_DIRECTIONS FOR THIS TASK_
Answer with a single number: the count of lines that hold "link".
* Begin RECORDS FOR THIS TASK *
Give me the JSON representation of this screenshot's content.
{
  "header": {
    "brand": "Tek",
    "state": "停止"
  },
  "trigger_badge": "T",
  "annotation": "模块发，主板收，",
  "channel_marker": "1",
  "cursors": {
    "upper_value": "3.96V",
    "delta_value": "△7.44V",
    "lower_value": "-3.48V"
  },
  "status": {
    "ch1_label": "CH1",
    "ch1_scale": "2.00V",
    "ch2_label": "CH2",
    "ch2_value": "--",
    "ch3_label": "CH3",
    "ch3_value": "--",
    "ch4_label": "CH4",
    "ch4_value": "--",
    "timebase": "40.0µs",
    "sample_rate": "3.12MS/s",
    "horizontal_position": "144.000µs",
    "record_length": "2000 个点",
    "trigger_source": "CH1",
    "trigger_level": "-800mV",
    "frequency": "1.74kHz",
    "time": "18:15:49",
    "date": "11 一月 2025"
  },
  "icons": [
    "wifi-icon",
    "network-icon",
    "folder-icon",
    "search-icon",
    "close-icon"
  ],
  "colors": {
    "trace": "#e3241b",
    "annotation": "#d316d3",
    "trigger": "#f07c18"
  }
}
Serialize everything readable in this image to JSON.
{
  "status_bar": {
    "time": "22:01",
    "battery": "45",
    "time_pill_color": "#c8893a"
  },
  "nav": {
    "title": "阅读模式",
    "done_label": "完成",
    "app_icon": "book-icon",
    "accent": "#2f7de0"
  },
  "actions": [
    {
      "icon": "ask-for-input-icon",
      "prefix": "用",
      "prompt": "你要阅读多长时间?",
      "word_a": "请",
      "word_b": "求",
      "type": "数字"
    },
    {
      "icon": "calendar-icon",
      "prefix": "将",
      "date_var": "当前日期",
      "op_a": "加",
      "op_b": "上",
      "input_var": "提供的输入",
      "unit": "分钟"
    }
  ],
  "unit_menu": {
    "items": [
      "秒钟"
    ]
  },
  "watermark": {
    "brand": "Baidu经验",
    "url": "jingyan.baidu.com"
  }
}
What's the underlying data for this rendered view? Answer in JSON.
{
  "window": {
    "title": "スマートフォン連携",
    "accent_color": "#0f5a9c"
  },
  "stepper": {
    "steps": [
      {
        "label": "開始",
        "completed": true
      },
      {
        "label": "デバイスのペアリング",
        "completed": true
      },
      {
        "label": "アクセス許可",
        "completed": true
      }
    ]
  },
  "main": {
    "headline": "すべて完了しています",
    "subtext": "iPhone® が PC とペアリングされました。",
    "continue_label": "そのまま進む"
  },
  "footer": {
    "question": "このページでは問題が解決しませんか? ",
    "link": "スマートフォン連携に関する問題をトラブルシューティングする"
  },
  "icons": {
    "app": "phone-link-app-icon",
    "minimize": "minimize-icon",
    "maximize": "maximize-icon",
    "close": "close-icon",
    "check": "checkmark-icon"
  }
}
* End RECORDS FOR THIS TASK *
_COMPLETE RESPONSE_
2